# [Challenge]
Select the lines that hold the word "Output" and copy each one.

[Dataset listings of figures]
— BEGIN —

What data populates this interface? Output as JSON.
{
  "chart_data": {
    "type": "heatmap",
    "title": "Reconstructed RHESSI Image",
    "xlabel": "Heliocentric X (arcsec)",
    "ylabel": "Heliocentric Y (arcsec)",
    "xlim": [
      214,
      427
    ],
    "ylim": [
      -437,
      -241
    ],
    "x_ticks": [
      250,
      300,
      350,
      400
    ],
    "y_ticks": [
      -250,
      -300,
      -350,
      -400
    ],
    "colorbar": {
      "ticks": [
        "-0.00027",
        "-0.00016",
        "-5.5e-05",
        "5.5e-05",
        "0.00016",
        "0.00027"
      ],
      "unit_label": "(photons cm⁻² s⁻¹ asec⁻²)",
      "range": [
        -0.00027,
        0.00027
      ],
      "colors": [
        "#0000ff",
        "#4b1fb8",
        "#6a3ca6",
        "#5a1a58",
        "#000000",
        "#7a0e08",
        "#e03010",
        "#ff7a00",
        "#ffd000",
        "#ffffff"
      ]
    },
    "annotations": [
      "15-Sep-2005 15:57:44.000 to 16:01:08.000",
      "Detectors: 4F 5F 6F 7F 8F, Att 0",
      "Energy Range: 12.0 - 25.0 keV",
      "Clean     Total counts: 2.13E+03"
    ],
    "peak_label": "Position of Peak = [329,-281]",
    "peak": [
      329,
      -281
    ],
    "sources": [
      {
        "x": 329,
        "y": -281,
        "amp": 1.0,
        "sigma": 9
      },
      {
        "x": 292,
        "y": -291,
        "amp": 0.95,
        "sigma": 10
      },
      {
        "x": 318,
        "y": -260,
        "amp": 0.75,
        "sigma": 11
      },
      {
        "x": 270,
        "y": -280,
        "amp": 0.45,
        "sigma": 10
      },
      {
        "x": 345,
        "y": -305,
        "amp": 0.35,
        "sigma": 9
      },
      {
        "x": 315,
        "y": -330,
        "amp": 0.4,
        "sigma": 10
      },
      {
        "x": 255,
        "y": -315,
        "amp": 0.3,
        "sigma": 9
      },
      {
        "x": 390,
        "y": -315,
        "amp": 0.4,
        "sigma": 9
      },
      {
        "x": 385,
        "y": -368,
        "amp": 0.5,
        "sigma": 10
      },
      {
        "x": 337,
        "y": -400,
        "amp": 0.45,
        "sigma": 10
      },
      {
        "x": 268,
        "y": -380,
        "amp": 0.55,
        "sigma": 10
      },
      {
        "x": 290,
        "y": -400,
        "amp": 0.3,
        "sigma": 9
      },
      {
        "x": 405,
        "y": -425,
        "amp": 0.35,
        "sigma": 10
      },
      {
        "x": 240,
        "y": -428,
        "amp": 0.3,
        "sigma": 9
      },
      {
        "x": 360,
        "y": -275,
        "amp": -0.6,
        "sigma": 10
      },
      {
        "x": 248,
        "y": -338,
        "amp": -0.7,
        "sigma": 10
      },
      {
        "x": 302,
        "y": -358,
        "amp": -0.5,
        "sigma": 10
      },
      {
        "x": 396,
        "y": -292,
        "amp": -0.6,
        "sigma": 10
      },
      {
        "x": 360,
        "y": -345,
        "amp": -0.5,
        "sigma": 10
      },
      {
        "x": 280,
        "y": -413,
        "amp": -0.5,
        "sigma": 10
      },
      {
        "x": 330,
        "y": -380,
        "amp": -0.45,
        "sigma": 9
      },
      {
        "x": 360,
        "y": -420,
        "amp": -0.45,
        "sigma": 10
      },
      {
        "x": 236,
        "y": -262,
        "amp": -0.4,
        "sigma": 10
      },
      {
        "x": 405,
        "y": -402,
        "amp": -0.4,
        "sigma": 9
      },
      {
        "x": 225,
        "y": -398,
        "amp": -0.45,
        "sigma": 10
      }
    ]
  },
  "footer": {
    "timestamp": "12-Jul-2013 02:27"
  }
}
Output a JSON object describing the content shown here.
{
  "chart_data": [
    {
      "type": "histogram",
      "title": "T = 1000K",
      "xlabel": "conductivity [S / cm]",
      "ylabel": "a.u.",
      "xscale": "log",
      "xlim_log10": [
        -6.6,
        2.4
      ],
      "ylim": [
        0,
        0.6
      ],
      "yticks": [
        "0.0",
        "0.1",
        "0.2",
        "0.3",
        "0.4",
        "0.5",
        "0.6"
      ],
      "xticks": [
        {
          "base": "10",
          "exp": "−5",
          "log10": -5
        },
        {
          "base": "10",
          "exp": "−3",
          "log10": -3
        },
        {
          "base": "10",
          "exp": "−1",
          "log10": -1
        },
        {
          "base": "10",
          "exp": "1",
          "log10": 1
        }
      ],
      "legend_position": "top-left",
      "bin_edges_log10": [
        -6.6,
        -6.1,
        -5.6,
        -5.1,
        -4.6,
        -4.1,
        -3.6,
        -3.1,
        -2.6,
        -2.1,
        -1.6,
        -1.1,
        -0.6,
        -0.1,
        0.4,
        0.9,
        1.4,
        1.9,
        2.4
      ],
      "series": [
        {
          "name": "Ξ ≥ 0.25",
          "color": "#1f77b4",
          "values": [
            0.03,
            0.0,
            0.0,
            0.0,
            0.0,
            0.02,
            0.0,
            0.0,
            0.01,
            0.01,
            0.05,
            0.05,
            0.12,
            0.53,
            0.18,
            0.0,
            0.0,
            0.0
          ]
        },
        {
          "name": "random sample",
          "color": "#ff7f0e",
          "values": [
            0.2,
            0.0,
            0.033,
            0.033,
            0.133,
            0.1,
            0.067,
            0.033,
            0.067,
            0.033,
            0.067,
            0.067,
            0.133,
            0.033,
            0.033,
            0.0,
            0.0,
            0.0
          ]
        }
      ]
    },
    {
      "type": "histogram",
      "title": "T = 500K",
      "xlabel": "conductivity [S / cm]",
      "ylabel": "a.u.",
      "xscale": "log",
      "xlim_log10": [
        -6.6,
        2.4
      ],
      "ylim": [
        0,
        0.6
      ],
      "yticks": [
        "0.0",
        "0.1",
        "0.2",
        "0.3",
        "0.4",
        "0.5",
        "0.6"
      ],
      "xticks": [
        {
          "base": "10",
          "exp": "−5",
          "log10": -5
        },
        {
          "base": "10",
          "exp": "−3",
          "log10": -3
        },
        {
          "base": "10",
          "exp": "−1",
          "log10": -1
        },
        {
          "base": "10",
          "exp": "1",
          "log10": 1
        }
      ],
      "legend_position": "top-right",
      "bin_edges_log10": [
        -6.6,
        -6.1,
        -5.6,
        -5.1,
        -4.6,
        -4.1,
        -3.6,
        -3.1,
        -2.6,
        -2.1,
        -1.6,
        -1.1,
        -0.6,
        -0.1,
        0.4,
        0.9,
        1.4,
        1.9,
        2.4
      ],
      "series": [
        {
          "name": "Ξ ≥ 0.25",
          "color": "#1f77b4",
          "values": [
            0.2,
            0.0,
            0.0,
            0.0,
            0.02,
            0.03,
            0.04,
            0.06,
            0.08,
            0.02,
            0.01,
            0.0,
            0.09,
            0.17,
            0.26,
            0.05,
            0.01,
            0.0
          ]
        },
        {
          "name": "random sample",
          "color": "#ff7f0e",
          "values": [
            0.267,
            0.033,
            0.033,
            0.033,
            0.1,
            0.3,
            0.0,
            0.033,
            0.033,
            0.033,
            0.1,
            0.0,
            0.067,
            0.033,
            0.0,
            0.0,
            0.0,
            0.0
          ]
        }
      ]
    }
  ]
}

— END —

# [Answer below]
What data populates this interface? Output as JSON.
Output a JSON object describing the content shown here.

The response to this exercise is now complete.